GIVEN REQUEST
Gather the lines from the material that contain "Crown".

Dataset entries
============================================================

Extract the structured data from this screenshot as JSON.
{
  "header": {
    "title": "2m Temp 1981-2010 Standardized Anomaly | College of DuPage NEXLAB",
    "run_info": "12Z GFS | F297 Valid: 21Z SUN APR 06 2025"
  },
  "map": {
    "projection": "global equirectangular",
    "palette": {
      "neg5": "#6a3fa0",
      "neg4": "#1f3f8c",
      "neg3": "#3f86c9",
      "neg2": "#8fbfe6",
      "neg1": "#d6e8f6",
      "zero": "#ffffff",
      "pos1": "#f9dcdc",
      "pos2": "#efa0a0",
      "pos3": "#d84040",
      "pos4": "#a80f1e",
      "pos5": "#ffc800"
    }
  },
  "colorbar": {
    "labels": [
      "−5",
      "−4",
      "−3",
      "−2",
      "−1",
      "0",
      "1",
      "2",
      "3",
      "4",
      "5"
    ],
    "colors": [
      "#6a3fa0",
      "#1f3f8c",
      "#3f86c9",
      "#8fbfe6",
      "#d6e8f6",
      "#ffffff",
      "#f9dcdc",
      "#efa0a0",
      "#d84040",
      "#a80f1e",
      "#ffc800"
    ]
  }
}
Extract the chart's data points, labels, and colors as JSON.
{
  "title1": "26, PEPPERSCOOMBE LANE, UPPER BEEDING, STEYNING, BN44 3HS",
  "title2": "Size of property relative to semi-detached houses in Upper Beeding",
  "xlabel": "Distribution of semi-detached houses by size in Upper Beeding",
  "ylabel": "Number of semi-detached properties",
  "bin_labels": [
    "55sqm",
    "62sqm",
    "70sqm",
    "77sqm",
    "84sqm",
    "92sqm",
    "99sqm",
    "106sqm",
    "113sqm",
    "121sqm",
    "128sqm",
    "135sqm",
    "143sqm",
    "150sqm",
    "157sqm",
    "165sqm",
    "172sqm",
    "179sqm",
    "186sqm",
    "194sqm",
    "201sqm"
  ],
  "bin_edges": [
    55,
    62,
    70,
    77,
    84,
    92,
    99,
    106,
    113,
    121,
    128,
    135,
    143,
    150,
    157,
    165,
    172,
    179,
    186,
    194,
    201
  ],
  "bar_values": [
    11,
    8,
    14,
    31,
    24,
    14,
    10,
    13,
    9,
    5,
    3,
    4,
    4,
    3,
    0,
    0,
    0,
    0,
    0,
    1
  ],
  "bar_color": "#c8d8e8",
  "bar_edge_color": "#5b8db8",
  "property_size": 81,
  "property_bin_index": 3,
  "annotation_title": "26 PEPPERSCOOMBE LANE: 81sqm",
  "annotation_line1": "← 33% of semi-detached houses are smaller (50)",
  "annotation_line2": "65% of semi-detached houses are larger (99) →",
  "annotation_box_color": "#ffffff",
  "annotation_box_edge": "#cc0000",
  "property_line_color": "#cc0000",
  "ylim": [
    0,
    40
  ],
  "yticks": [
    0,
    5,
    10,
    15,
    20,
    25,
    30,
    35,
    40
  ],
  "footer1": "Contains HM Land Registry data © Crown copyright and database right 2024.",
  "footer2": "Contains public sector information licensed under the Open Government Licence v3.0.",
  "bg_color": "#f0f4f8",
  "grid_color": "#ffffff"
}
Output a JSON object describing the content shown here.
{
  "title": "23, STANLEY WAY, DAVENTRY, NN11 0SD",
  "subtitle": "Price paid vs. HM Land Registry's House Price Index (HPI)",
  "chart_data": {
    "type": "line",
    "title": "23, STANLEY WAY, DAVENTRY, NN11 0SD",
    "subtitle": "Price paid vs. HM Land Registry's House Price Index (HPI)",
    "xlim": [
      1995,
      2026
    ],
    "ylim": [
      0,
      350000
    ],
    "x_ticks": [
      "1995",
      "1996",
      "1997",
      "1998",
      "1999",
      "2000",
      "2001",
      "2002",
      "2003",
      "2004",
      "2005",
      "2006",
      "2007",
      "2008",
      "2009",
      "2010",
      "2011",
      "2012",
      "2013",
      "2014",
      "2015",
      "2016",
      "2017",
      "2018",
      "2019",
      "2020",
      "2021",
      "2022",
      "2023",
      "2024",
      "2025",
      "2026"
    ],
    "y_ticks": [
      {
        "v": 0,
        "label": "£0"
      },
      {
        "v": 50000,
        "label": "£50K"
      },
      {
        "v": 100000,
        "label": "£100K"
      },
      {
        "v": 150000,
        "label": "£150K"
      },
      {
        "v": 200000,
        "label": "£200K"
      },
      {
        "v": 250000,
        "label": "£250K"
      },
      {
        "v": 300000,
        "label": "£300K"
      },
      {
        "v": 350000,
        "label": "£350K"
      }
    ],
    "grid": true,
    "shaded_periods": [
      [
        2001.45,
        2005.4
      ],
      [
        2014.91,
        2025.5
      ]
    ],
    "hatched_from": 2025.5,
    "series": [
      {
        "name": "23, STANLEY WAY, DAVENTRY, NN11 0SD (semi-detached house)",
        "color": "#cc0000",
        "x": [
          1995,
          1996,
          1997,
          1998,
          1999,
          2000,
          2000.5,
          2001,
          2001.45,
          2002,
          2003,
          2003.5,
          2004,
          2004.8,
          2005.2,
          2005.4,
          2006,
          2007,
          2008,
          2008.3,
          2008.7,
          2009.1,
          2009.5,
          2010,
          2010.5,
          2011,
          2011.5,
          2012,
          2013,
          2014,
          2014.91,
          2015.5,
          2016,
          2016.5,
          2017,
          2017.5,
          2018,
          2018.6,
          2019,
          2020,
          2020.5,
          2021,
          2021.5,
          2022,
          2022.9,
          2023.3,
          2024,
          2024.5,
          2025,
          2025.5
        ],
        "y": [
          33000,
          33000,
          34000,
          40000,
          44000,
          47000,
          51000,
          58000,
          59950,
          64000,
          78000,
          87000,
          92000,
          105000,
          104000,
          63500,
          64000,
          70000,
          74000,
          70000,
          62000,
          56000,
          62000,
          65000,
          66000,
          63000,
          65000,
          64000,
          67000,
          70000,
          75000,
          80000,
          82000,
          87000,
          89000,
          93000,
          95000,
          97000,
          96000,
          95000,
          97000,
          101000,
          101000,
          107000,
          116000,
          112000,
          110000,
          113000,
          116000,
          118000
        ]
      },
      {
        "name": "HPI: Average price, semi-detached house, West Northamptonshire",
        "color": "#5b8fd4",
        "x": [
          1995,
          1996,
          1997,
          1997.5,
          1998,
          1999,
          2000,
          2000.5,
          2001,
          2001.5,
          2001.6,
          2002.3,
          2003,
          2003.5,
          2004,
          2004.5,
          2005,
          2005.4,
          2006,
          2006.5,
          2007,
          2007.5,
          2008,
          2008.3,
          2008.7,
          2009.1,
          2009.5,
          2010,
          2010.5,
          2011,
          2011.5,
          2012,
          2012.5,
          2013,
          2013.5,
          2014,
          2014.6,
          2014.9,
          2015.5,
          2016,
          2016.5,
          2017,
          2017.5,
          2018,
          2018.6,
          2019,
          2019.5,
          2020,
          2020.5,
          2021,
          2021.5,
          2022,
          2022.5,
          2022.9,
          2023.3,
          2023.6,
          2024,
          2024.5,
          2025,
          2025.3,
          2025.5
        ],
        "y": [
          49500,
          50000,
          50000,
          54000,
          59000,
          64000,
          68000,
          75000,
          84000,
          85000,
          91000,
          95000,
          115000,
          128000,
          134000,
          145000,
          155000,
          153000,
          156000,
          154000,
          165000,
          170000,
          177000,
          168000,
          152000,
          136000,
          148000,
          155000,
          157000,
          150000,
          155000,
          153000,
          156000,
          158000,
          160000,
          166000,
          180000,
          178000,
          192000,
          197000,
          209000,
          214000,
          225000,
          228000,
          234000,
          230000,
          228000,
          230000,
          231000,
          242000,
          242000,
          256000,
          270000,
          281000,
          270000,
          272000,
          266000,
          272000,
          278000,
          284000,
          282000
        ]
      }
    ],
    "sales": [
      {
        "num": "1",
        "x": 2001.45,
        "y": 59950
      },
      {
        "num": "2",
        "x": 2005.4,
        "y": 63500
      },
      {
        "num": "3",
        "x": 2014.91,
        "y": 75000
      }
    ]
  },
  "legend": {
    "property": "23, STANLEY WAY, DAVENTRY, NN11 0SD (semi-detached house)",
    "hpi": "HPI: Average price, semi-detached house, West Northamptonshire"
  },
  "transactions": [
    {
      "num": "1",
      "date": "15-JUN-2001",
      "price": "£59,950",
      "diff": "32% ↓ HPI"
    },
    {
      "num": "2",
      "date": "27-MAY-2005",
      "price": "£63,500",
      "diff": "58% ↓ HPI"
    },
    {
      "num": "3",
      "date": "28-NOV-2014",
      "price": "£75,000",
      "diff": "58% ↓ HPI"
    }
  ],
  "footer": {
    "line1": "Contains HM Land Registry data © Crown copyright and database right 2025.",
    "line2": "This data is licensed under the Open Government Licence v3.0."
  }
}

============================================================

EXPECTED OUTPUT
  "footer1": "Contains HM Land Registry data © Crown copyright and database right 2024.",
    "line1": "Contains HM Land Registry data © Crown copyright and database right 2025.",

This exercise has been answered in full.